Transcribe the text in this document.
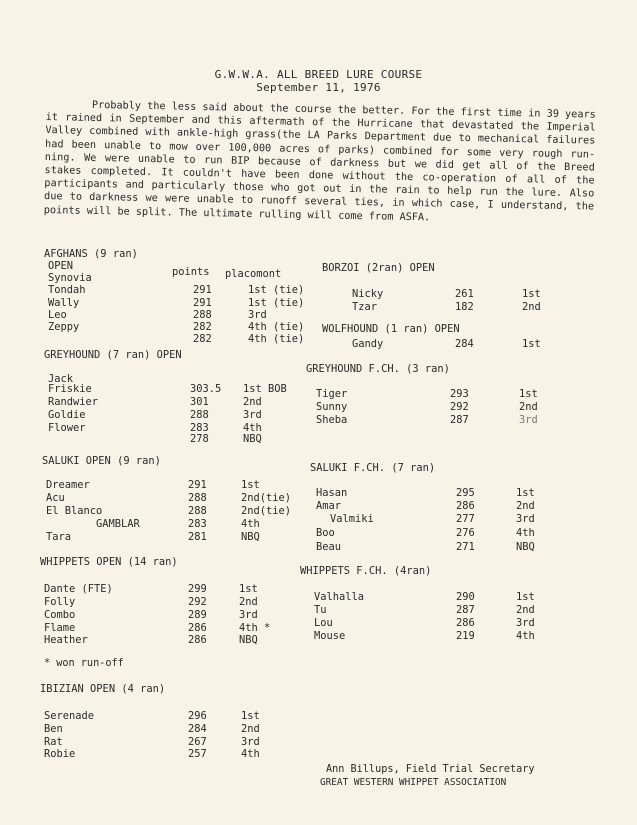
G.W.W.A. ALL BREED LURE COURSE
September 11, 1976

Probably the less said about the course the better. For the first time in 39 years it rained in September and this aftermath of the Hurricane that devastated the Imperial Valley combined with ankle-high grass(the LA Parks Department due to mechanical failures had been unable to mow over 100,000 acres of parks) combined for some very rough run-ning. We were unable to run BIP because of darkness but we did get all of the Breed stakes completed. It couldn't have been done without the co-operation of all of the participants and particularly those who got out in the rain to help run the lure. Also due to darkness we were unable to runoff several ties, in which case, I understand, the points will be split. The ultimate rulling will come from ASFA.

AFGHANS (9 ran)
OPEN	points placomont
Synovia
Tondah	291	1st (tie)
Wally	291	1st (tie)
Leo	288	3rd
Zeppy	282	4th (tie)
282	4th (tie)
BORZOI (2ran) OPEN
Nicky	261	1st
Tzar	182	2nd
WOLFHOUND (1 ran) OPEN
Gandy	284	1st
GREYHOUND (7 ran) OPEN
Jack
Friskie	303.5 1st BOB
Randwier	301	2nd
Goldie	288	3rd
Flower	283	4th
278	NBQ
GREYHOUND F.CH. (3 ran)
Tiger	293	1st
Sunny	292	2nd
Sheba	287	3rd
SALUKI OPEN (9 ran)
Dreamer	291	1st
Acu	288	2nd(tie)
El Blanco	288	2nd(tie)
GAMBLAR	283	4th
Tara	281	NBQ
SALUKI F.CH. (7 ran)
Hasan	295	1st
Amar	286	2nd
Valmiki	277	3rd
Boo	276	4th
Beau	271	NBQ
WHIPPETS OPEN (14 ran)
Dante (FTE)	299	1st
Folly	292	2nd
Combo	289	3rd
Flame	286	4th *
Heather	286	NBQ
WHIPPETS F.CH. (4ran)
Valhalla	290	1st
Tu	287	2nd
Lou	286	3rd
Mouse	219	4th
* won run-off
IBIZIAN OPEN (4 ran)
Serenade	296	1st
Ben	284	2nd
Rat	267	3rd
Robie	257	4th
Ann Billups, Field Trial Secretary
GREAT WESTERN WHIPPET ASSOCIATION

◇ ◇ ◇ ◇ ◇

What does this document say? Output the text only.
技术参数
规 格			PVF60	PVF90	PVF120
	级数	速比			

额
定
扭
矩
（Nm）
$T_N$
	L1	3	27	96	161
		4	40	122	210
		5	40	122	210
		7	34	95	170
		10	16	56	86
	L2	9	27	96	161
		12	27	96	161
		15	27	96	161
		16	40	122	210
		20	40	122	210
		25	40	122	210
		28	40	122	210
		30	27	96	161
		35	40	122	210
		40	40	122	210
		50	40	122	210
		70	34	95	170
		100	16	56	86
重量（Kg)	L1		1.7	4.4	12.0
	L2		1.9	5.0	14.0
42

◇ ◇ ◇ ◇ ◇

→ Job
Extract, from the listing above, every line where the string "document" occurs.

→ Finished answer
Transcribe the text in this document.
What does this document say? Output the text only.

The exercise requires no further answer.